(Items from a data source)
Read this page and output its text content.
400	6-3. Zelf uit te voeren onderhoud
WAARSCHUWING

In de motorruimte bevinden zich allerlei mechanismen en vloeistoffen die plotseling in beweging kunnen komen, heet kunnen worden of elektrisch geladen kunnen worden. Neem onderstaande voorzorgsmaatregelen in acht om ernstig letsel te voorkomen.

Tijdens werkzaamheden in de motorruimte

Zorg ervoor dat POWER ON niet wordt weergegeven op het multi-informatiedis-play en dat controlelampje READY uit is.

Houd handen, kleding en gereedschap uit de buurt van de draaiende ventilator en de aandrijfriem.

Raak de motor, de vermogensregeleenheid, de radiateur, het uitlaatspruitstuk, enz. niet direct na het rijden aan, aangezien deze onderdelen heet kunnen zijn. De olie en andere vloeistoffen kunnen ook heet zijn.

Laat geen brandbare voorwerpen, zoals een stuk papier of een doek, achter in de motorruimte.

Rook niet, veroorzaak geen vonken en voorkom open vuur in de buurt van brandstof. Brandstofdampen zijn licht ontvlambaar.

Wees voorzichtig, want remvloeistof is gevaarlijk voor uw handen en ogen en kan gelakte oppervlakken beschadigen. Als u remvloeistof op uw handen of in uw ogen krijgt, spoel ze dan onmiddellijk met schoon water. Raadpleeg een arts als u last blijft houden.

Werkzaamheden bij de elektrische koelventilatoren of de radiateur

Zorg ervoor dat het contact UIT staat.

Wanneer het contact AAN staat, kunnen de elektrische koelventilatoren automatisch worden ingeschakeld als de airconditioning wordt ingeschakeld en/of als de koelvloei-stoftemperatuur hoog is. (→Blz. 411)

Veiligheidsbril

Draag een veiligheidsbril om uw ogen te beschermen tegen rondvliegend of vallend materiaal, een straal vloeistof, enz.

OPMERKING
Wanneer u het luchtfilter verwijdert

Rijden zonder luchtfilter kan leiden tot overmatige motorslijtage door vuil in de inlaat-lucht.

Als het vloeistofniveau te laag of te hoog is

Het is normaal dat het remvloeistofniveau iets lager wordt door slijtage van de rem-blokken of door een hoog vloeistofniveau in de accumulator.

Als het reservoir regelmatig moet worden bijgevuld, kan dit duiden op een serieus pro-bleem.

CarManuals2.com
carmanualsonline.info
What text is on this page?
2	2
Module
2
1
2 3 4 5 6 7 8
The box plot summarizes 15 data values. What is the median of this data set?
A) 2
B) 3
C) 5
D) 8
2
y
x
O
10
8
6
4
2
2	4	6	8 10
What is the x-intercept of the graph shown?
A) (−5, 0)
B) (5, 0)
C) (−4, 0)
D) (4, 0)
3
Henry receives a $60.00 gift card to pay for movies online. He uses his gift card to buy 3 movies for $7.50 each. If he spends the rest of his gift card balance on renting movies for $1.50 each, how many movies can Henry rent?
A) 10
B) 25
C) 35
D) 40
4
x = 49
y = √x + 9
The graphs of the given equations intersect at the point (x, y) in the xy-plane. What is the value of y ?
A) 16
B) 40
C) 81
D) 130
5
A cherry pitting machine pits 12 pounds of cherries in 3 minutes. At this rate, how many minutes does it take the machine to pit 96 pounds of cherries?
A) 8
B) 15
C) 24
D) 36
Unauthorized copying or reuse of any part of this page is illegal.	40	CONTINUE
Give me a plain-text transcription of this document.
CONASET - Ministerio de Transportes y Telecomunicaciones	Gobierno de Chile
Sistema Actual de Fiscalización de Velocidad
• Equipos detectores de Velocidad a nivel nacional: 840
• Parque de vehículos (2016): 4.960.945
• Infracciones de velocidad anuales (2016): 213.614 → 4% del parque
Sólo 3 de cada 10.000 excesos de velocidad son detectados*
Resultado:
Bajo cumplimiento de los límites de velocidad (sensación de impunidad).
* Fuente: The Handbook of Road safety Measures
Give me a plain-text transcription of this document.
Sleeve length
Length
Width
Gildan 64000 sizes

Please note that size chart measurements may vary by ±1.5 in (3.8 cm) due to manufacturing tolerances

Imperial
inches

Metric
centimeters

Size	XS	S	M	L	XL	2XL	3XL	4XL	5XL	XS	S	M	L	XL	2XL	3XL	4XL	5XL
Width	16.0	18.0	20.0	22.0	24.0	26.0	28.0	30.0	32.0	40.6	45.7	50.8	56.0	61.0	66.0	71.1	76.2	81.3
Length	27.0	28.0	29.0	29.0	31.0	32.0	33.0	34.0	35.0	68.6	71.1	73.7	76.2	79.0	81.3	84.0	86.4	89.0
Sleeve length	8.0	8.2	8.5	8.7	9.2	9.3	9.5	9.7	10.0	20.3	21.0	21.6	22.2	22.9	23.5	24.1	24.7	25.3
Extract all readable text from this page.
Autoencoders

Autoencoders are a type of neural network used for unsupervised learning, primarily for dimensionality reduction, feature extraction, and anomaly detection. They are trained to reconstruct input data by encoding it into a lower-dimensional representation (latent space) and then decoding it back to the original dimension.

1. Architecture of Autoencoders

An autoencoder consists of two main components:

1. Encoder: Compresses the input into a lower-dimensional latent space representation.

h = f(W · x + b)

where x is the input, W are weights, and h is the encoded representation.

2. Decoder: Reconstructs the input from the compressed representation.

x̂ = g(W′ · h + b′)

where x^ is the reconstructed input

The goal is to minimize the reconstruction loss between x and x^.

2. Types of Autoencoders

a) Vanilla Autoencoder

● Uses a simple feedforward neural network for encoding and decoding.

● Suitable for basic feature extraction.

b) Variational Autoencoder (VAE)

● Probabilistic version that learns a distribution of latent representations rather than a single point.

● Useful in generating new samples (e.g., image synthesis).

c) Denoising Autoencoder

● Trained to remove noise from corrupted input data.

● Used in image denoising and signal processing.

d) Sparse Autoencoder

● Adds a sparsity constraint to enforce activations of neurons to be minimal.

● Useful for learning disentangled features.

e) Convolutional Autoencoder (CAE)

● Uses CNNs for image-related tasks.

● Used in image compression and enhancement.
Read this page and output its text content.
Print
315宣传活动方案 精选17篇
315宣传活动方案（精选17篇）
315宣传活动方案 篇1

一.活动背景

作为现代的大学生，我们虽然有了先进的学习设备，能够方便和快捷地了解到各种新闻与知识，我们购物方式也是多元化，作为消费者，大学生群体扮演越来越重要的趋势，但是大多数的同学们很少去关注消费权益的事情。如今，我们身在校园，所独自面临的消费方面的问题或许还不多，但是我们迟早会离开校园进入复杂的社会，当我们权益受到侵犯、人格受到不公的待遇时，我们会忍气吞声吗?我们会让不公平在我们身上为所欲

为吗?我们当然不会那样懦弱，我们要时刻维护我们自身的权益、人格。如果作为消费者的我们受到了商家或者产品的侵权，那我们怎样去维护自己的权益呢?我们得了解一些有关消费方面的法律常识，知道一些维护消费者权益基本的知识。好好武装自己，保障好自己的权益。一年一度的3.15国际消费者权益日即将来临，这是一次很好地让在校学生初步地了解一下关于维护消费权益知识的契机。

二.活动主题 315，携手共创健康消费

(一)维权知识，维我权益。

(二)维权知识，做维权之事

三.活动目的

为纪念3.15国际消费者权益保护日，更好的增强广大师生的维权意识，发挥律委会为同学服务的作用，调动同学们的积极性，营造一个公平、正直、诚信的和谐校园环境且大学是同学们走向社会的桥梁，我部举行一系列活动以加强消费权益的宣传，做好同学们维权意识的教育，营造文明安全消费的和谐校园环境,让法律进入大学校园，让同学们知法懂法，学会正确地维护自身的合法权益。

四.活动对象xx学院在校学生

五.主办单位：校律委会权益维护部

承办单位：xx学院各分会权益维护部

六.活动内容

**What to work on:** Take the data above and return it exactly.

**Full output:**
Read this page and output its text content.
400	6-3. Zelf uit te voeren onderhoud
WAARSCHUWING

In de motorruimte bevinden zich allerlei mechanismen en vloeistoffen die plotseling in beweging kunnen komen, heet kunnen worden of elektrisch geladen kunnen worden. Neem onderstaande voorzorgsmaatregelen in acht om ernstig letsel te voorkomen.

Tijdens werkzaamheden in de motorruimte

Zorg ervoor dat POWER ON niet wordt weergegeven op het multi-informatiedis-play en dat controlelampje READY uit is.

Houd handen, kleding en gereedschap uit de buurt van de draaiende ventilator en de aandrijfriem.

Raak de motor, de vermogensregeleenheid, de radiateur, het uitlaatspruitstuk, enz. niet direct na het rijden aan, aangezien deze onderdelen heet kunnen zijn. De olie en andere vloeistoffen kunnen ook heet zijn.

Laat geen brandbare voorwerpen, zoals een stuk papier of een doek, achter in de motorruimte.

Rook niet, veroorzaak geen vonken en voorkom open vuur in de buurt van brandstof. Brandstofdampen zijn licht ontvlambaar.

Wees voorzichtig, want remvloeistof is gevaarlijk voor uw handen en ogen en kan gelakte oppervlakken beschadigen. Als u remvloeistof op uw handen of in uw ogen krijgt, spoel ze dan onmiddellijk met schoon water. Raadpleeg een arts als u last blijft houden.

Werkzaamheden bij de elektrische koelventilatoren of de radiateur

Zorg ervoor dat het contact UIT staat.

Wanneer het contact AAN staat, kunnen de elektrische koelventilatoren automatisch worden ingeschakeld als de airconditioning wordt ingeschakeld en/of als de koelvloei-stoftemperatuur hoog is. (→Blz. 411)

Veiligheidsbril

Draag een veiligheidsbril om uw ogen te beschermen tegen rondvliegend of vallend materiaal, een straal vloeistof, enz.

OPMERKING
Wanneer u het luchtfilter verwijdert

Rijden zonder luchtfilter kan leiden tot overmatige motorslijtage door vuil in de inlaat-lucht.

Als het vloeistofniveau te laag of te hoog is

Het is normaal dat het remvloeistofniveau iets lager wordt door slijtage van de rem-blokken of door een hoog vloeistofniveau in de accumulator.

Als het reservoir regelmatig moet worden bijgevuld, kan dit duiden op een serieus pro-bleem.

CarManuals2.com
carmanualsonline.info
What text is on this page?
2	2
Module
2
1
2 3 4 5 6 7 8
The box plot summarizes 15 data values. What is the median of this data set?
A) 2
B) 3
C) 5
D) 8
2
y
x
O
10
8
6
4
2
2	4	6	8 10
What is the x-intercept of the graph shown?
A) (−5, 0)
B) (5, 0)
C) (−4, 0)
D) (4, 0)
3
Henry receives a $60.00 gift card to pay for movies online. He uses his gift card to buy 3 movies for $7.50 each. If he spends the rest of his gift card balance on renting movies for $1.50 each, how many movies can Henry rent?
A) 10
B) 25
C) 35
D) 40
4
x = 49
y = √x + 9
The graphs of the given equations intersect at the point (x, y) in the xy-plane. What is the value of y ?
A) 16
B) 40
C) 81
D) 130
5
A cherry pitting machine pits 12 pounds of cherries in 3 minutes. At this rate, how many minutes does it take the machine to pit 96 pounds of cherries?
A) 8
B) 15
C) 24
D) 36
Unauthorized copying or reuse of any part of this page is illegal.	40	CONTINUE
Give me a plain-text transcription of this document.
CONASET - Ministerio de Transportes y Telecomunicaciones	Gobierno de Chile
Sistema Actual de Fiscalización de Velocidad
• Equipos detectores de Velocidad a nivel nacional: 840
• Parque de vehículos (2016): 4.960.945
• Infracciones de velocidad anuales (2016): 213.614 → 4% del parque
Sólo 3 de cada 10.000 excesos de velocidad son detectados*
Resultado:
Bajo cumplimiento de los límites de velocidad (sensación de impunidad).
* Fuente: The Handbook of Road safety Measures
Give me a plain-text transcription of this document.
Sleeve length
Length
Width
Gildan 64000 sizes

Please note that size chart measurements may vary by ±1.5 in (3.8 cm) due to manufacturing tolerances

Imperial
inches

Metric
centimeters

Size	XS	S	M	L	XL	2XL	3XL	4XL	5XL	XS	S	M	L	XL	2XL	3XL	4XL	5XL
Width	16.0	18.0	20.0	22.0	24.0	26.0	28.0	30.0	32.0	40.6	45.7	50.8	56.0	61.0	66.0	71.1	76.2	81.3
Length	27.0	28.0	29.0	29.0	31.0	32.0	33.0	34.0	35.0	68.6	71.1	73.7	76.2	79.0	81.3	84.0	86.4	89.0
Sleeve length	8.0	8.2	8.5	8.7	9.2	9.3	9.5	9.7	10.0	20.3	21.0	21.6	22.2	22.9	23.5	24.1	24.7	25.3
Extract all readable text from this page.
Autoencoders

Autoencoders are a type of neural network used for unsupervised learning, primarily for dimensionality reduction, feature extraction, and anomaly detection. They are trained to reconstruct input data by encoding it into a lower-dimensional representation (latent space) and then decoding it back to the original dimension.

1. Architecture of Autoencoders

An autoencoder consists of two main components:

1. Encoder: Compresses the input into a lower-dimensional latent space representation.

h = f(W · x + b)

where x is the input, W are weights, and h is the encoded representation.

2. Decoder: Reconstructs the input from the compressed representation.

x̂ = g(W′ · h + b′)

where x^ is the reconstructed input

The goal is to minimize the reconstruction loss between x and x^.

2. Types of Autoencoders

a) Vanilla Autoencoder

● Uses a simple feedforward neural network for encoding and decoding.

● Suitable for basic feature extraction.

b) Variational Autoencoder (VAE)

● Probabilistic version that learns a distribution of latent representations rather than a single point.

● Useful in generating new samples (e.g., image synthesis).

c) Denoising Autoencoder

● Trained to remove noise from corrupted input data.

● Used in image denoising and signal processing.

d) Sparse Autoencoder

● Adds a sparsity constraint to enforce activations of neurons to be minimal.

● Useful for learning disentangled features.

e) Convolutional Autoencoder (CAE)

● Uses CNNs for image-related tasks.

● Used in image compression and enhancement.
Read this page and output its text content.
Print
315宣传活动方案 精选17篇
315宣传活动方案（精选17篇）
315宣传活动方案 篇1

一.活动背景

作为现代的大学生，我们虽然有了先进的学习设备，能够方便和快捷地了解到各种新闻与知识，我们购物方式也是多元化，作为消费者，大学生群体扮演越来越重要的趋势，但是大多数的同学们很少去关注消费权益的事情。如今，我们身在校园，所独自面临的消费方面的问题或许还不多，但是我们迟早会离开校园进入复杂的社会，当我们权益受到侵犯、人格受到不公的待遇时，我们会忍气吞声吗?我们会让不公平在我们身上为所欲

为吗?我们当然不会那样懦弱，我们要时刻维护我们自身的权益、人格。如果作为消费者的我们受到了商家或者产品的侵权，那我们怎样去维护自己的权益呢?我们得了解一些有关消费方面的法律常识，知道一些维护消费者权益基本的知识。好好武装自己，保障好自己的权益。一年一度的3.15国际消费者权益日即将来临，这是一次很好地让在校学生初步地了解一下关于维护消费权益知识的契机。

二.活动主题 315，携手共创健康消费

(一)维权知识，维我权益。

(二)维权知识，做维权之事

三.活动目的

为纪念3.15国际消费者权益保护日，更好的增强广大师生的维权意识，发挥律委会为同学服务的作用，调动同学们的积极性，营造一个公平、正直、诚信的和谐校园环境且大学是同学们走向社会的桥梁，我部举行一系列活动以加强消费权益的宣传，做好同学们维权意识的教育，营造文明安全消费的和谐校园环境,让法律进入大学校园，让同学们知法懂法，学会正确地维护自身的合法权益。

四.活动对象xx学院在校学生

五.主办单位：校律委会权益维护部

承办单位：xx学院各分会权益维护部

六.活动内容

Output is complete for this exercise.